Data entries:
* begin *
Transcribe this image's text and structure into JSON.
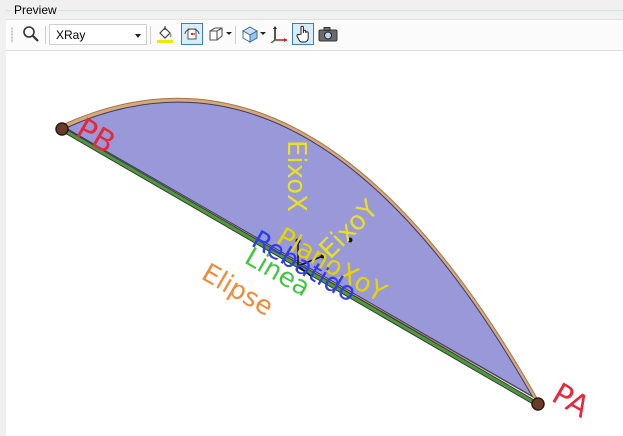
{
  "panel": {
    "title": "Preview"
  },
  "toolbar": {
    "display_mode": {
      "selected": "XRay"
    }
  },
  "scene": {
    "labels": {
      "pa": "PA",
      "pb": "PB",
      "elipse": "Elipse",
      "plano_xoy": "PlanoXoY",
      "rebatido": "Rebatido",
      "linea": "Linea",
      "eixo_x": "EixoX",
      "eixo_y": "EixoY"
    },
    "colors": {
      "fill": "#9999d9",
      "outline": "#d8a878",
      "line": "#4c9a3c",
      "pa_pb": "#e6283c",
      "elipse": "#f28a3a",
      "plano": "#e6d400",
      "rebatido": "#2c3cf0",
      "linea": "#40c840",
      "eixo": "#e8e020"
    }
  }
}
* end *
* begin *
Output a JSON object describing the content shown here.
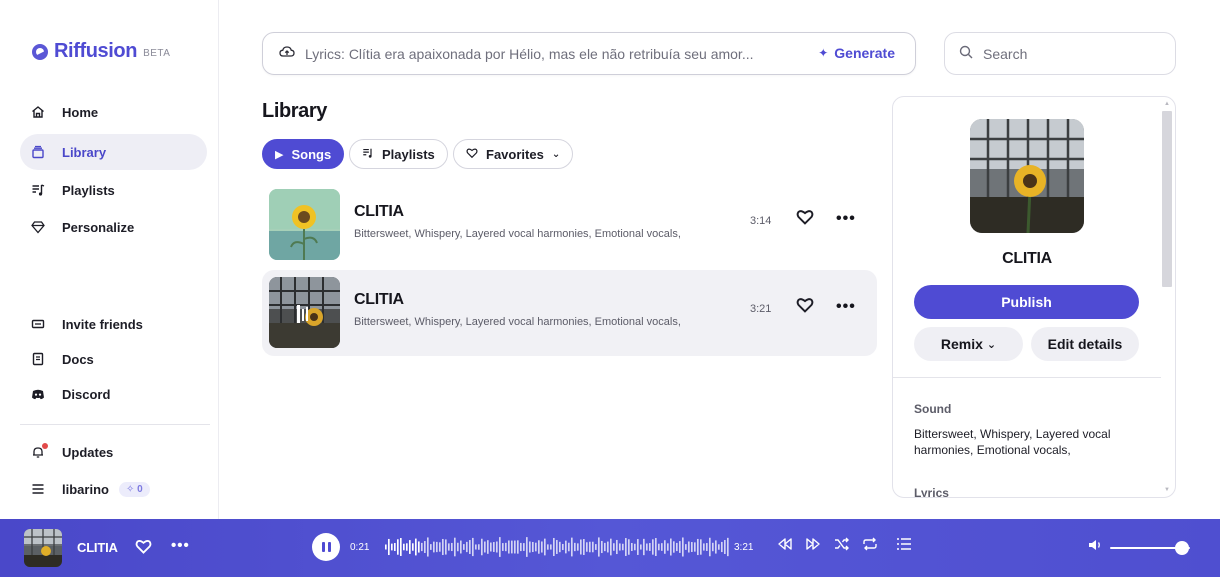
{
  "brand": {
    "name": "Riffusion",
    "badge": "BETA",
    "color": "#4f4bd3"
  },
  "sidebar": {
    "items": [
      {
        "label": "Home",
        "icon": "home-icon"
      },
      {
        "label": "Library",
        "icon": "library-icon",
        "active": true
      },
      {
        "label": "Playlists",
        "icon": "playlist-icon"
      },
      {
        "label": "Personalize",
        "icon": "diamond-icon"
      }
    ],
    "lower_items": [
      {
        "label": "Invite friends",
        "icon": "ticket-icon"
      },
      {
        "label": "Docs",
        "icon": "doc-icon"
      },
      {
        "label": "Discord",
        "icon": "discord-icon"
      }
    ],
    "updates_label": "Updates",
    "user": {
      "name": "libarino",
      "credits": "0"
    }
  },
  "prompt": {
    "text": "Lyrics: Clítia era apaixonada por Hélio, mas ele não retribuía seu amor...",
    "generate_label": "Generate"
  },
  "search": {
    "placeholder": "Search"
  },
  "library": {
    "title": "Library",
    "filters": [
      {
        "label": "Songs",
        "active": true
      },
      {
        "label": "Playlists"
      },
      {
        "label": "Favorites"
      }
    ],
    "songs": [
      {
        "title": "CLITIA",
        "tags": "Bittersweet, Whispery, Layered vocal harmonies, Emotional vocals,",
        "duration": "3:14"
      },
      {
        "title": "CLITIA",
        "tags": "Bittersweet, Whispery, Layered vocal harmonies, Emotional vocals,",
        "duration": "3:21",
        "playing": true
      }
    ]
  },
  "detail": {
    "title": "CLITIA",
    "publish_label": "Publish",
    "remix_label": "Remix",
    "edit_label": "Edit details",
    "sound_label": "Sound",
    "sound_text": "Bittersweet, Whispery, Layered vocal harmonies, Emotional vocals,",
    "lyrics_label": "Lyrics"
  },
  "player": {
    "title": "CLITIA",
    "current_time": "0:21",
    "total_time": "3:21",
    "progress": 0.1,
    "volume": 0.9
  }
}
* end *
* begin *
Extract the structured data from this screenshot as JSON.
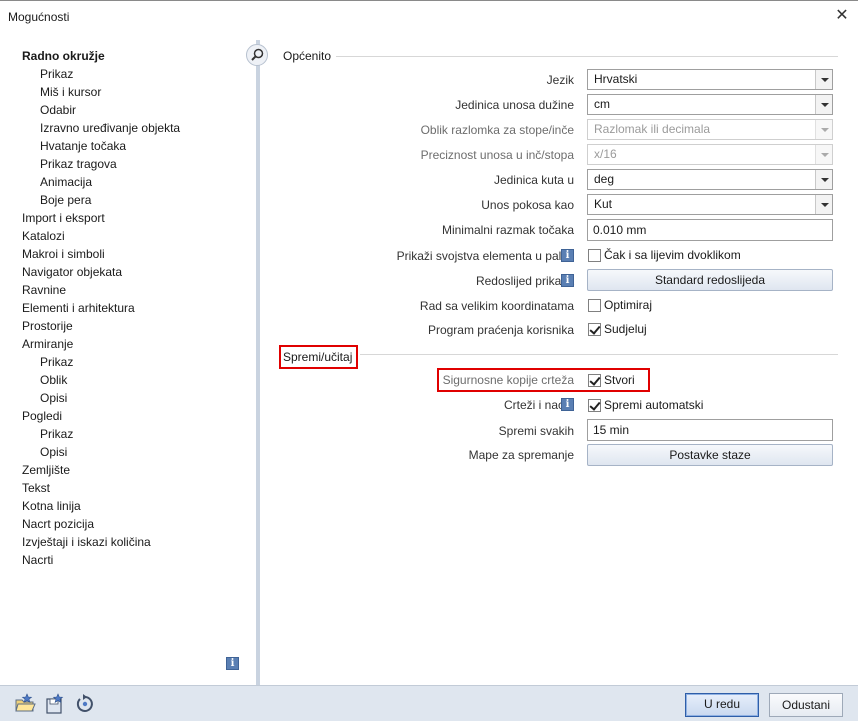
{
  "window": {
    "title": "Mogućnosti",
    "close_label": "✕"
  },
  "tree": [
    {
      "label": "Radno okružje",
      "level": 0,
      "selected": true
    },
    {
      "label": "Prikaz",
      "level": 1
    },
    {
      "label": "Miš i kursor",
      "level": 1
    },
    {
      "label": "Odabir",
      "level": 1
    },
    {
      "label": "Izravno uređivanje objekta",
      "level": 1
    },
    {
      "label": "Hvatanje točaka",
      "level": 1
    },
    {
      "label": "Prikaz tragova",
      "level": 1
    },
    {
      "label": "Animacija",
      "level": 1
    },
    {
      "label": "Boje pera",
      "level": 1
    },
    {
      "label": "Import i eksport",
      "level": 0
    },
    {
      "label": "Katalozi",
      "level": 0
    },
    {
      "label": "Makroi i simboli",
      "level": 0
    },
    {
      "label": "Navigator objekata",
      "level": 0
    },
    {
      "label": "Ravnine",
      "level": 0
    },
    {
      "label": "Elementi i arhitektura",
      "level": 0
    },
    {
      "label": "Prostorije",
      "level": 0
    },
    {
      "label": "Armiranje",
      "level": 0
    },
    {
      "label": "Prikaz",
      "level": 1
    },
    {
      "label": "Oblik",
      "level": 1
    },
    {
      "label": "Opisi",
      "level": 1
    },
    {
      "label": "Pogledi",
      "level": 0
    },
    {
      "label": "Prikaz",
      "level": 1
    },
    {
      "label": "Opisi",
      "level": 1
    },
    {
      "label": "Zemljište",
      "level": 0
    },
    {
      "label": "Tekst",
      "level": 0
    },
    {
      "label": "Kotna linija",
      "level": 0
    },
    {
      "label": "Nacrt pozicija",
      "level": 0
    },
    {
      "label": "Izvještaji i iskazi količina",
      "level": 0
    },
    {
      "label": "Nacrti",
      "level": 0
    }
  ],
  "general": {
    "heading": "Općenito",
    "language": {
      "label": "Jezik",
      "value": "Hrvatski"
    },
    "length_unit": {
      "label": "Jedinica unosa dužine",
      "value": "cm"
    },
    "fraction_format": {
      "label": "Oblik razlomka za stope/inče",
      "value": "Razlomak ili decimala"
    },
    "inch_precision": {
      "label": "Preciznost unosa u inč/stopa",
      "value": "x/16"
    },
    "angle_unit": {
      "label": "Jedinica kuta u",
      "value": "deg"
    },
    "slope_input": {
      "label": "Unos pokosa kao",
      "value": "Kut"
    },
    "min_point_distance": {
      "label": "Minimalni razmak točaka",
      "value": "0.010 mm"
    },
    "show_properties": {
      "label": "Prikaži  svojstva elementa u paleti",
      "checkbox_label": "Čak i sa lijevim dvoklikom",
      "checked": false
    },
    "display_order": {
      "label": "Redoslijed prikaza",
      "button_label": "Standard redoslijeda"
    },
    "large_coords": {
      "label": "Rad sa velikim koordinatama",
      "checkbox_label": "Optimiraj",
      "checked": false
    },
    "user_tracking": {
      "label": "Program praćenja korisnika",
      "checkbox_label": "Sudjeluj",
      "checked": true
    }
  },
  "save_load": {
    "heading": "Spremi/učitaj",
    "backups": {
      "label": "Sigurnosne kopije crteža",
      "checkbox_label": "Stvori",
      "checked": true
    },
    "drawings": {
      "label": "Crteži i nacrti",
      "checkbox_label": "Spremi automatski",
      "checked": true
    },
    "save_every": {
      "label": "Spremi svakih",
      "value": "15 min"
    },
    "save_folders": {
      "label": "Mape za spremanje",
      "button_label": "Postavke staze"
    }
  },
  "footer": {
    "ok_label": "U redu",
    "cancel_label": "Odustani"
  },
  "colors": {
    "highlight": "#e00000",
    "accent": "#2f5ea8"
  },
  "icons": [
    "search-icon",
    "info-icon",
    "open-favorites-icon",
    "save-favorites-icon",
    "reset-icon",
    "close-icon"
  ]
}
* end *
Job: Identify each line holding the string "rebatido", and copy it out.

Solution for this problem:
      "rebatido": "Rebatido",
      "rebatido": "#2c3cf0",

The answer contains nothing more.